§ Required work
Which lines hold the word "name"? Show each of them.
---
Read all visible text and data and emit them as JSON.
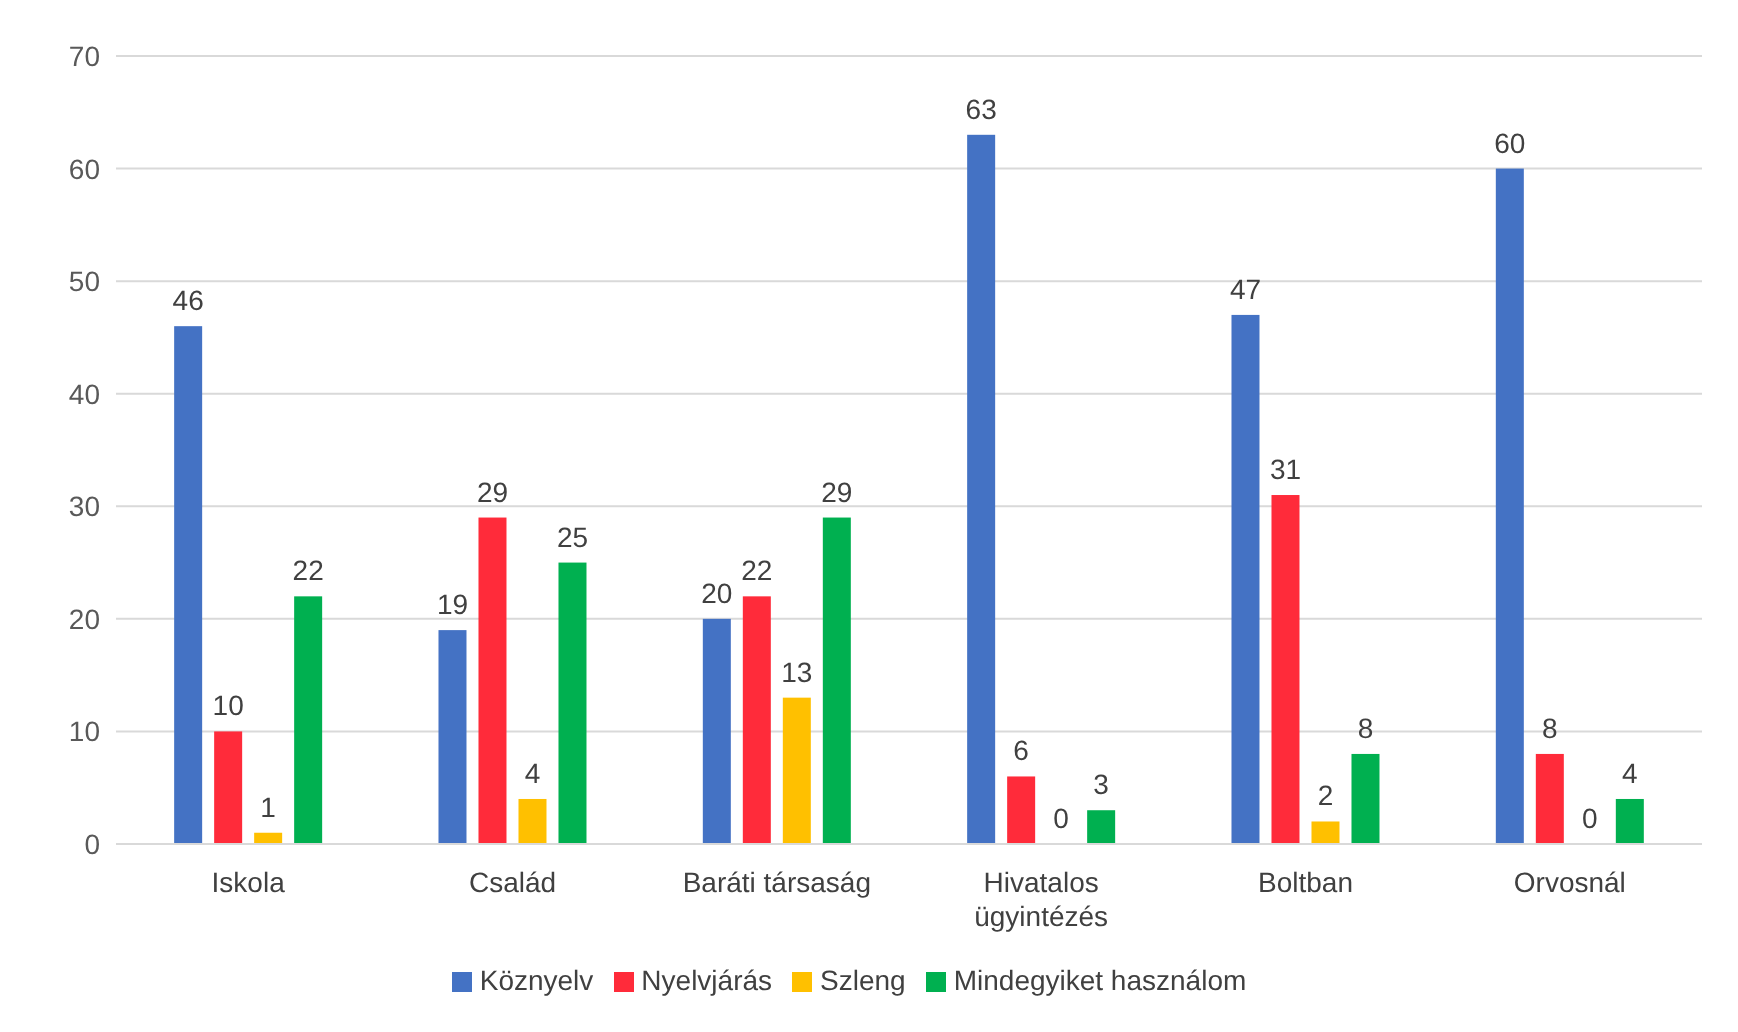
{
  "chart_data": {
    "type": "bar",
    "categories": [
      "Iskola",
      "Család",
      "Baráti társaság",
      "Hivatalos ügyintézés",
      "Boltban",
      "Orvosnál"
    ],
    "series": [
      {
        "name": "Köznyelv",
        "color": "#4472c4",
        "values": [
          46,
          19,
          20,
          63,
          47,
          60
        ]
      },
      {
        "name": "Nyelvjárás",
        "color": "#ff2b3a",
        "values": [
          10,
          29,
          22,
          6,
          31,
          8
        ]
      },
      {
        "name": "Szleng",
        "color": "#ffc000",
        "values": [
          1,
          4,
          13,
          0,
          2,
          0
        ]
      },
      {
        "name": "Mindegyiket használom",
        "color": "#00b050",
        "values": [
          22,
          25,
          29,
          3,
          8,
          4
        ]
      }
    ],
    "ylim": [
      0,
      70
    ],
    "yticks": [
      0,
      10,
      20,
      30,
      40,
      50,
      60,
      70
    ],
    "grid": "y",
    "legend": "bottom",
    "data_labels": true
  }
}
---
§ Written response
        "name": "Köznyelv",
        "name": "Nyelvjárás",
        "name": "Szleng",
        "name": "Mindegyiket használom",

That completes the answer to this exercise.